--- Work to complete ---
In the listing below, find every line containing "text" and copy it out.

--- Task inputs ---
◇ ◇ ◇

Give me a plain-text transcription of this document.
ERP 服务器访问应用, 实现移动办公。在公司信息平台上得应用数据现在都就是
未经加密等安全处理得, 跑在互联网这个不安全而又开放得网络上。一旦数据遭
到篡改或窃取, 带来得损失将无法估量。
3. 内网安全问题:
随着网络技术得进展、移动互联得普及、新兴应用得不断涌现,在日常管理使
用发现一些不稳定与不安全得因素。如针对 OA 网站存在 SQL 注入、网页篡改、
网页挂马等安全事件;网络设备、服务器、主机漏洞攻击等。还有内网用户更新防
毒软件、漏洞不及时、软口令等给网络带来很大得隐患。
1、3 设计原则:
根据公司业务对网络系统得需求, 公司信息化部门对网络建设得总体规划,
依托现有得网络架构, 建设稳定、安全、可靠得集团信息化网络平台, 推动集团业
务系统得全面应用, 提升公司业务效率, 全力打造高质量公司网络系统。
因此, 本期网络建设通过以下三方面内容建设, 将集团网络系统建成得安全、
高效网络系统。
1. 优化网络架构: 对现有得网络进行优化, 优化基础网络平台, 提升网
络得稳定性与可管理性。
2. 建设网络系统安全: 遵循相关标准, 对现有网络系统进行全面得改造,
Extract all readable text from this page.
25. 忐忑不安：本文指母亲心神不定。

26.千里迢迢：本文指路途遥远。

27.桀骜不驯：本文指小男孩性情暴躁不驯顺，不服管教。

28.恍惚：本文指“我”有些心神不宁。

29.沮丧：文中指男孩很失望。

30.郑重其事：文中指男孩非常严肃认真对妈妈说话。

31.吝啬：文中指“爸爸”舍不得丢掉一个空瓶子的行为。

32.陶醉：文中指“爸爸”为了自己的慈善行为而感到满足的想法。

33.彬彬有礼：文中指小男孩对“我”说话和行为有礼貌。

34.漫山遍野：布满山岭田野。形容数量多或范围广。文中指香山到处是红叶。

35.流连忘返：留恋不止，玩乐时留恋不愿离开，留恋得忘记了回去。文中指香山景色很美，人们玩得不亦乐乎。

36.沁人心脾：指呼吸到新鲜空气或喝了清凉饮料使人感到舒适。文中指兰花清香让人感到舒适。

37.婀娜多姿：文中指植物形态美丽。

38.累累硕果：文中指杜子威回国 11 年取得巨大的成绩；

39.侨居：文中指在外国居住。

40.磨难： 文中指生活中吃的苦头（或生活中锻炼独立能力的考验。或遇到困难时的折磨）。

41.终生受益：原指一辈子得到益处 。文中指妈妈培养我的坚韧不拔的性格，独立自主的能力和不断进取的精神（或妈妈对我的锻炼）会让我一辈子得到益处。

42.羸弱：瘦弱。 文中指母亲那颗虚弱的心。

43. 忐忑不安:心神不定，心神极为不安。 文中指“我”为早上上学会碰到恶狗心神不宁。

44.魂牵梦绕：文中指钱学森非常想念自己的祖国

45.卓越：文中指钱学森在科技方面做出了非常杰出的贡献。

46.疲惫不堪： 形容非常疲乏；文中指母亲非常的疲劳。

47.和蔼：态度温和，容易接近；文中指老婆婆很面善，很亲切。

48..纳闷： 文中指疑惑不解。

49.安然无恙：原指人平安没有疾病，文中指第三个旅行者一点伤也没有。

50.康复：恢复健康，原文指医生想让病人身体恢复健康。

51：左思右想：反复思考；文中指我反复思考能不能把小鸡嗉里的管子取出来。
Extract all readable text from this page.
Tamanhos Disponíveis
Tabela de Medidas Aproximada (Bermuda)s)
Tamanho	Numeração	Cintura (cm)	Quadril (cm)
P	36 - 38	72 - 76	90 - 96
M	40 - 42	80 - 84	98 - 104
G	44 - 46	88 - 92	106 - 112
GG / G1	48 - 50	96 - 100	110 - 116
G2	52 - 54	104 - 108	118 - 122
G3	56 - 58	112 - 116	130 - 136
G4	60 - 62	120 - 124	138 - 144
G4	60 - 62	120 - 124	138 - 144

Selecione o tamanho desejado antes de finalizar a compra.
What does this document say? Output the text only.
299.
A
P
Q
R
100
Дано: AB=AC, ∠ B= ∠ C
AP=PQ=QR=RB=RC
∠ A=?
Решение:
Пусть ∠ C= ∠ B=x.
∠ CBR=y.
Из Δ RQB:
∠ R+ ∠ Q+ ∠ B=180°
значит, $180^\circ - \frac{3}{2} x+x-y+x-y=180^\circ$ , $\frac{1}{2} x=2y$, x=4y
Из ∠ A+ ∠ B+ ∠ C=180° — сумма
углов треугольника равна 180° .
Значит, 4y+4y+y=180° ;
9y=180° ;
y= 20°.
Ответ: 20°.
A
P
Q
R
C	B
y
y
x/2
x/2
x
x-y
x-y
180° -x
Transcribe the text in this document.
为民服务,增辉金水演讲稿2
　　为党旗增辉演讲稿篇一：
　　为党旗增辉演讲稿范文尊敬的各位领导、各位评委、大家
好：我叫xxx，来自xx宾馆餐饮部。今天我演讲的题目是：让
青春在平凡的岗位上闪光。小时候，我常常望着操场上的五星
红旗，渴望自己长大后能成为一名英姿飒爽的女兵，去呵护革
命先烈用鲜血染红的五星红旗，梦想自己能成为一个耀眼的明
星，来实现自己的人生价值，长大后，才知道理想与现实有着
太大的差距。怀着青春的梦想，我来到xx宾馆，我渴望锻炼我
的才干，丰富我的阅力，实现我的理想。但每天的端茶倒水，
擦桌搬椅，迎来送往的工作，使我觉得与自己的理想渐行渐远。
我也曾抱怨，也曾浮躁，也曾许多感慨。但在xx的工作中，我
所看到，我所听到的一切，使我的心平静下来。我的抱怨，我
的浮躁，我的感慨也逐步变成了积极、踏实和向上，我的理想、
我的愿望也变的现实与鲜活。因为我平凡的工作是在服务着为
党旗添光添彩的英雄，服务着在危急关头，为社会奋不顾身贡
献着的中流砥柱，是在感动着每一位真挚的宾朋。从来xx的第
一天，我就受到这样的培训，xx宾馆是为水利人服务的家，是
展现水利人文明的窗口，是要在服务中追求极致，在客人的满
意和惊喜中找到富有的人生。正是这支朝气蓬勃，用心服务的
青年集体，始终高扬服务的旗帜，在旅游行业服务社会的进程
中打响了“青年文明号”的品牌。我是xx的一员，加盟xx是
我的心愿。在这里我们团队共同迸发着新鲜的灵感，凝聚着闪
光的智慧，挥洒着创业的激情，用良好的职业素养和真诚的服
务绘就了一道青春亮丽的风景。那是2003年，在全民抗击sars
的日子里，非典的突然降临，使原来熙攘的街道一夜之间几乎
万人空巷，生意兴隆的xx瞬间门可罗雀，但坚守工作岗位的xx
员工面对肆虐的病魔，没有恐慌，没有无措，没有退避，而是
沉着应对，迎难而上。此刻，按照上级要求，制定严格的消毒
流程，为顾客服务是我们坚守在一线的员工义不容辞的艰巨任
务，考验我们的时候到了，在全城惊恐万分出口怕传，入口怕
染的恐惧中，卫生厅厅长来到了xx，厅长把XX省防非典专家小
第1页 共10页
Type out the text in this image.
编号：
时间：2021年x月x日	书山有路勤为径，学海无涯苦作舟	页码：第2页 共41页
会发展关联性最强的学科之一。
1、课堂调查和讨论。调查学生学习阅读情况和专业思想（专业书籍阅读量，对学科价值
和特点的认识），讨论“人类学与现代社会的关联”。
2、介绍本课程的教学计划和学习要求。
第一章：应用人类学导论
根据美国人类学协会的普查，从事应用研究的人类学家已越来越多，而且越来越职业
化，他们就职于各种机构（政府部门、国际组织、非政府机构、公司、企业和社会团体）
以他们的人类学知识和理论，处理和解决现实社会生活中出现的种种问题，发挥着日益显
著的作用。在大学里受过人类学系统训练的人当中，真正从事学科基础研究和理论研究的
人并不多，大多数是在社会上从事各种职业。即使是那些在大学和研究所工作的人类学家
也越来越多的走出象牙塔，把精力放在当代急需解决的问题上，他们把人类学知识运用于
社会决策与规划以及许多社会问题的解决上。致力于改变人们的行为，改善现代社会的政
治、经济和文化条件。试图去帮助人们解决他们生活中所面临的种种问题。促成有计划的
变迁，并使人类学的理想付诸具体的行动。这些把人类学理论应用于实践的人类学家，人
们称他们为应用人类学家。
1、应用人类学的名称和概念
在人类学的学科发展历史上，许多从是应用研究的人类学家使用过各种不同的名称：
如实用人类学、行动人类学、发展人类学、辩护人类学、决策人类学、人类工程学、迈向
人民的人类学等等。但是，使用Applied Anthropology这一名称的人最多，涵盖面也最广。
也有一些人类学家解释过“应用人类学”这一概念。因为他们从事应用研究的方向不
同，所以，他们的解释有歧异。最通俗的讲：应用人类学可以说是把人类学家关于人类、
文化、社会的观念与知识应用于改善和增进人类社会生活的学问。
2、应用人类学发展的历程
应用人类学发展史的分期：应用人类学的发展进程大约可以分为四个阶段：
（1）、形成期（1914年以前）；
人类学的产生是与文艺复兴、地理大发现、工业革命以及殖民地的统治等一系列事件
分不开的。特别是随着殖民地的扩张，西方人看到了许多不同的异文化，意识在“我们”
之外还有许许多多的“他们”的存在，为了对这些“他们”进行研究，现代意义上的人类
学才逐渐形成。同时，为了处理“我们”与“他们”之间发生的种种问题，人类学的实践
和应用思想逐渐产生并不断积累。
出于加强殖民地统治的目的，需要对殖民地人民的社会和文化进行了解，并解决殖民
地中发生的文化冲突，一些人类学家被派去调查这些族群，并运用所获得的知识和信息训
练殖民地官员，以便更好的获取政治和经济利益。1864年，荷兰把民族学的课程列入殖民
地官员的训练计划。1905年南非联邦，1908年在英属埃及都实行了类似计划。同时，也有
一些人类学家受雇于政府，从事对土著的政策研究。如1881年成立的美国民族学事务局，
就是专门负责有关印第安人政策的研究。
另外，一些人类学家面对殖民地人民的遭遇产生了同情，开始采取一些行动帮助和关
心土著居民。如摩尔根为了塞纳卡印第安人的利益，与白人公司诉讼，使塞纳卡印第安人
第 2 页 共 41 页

◇ ◇ ◇

--- Correct result ---
Give me a plain-text transcription of this document.
Extract all readable text from this page.
Extract all readable text from this page.
What does this document say? Output the text only.
Transcribe the text in this document.
Type out the text in this image.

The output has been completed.